### The problem
From the listing below, pull each line that includes "GregoirePerra".

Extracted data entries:
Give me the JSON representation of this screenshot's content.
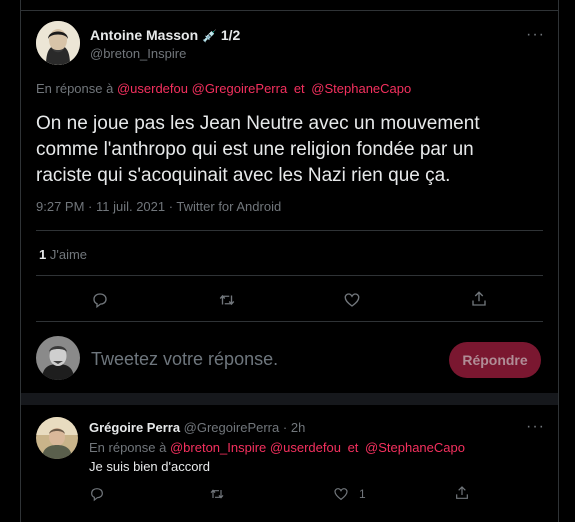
{
  "main_tweet": {
    "author_name": "Antoine Masson",
    "badge": "💉",
    "thread_index": "1/2",
    "handle": "@breton_Inspire",
    "reply_prefix": "En réponse à",
    "mention_1": "@userdefou",
    "mention_2": "@GregoirePerra",
    "conjunction": "et",
    "mention_3": "@StephaneCapo",
    "text_line_1": "On ne joue pas les Jean Neutre avec un mouvement",
    "text_line_2": "comme l'anthropo qui est une religion fondée par un",
    "text_line_3": "raciste qui s'acoquinait avec les Nazi rien que ça.",
    "meta": "9:27 PM · 11 juil. 2021 · Twitter for Android",
    "likes_count": "1",
    "likes_label": "J'aime"
  },
  "composer": {
    "placeholder": "Tweetez votre réponse.",
    "button_label": "Répondre"
  },
  "reply_tweet": {
    "author_name": "Grégoire Perra",
    "handle": "@GregoirePerra",
    "separator": "·",
    "time": "2h",
    "reply_prefix": "En réponse à",
    "mention_1": "@breton_Inspire",
    "mention_2": "@userdefou",
    "conjunction": "et",
    "mention_3": "@StephaneCapo",
    "text": "Je suis bien d'accord",
    "like_count": "1"
  },
  "colors": {
    "background": "#000000",
    "accent": "#f4305e",
    "muted": "#71767b",
    "button_bg": "#7a1730"
  },
  "icons": [
    "more-icon",
    "reply-icon",
    "retweet-icon",
    "like-icon",
    "share-icon"
  ]
}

### Response
    "mention_2": "@GregoirePerra",
    "handle": "@GregoirePerra",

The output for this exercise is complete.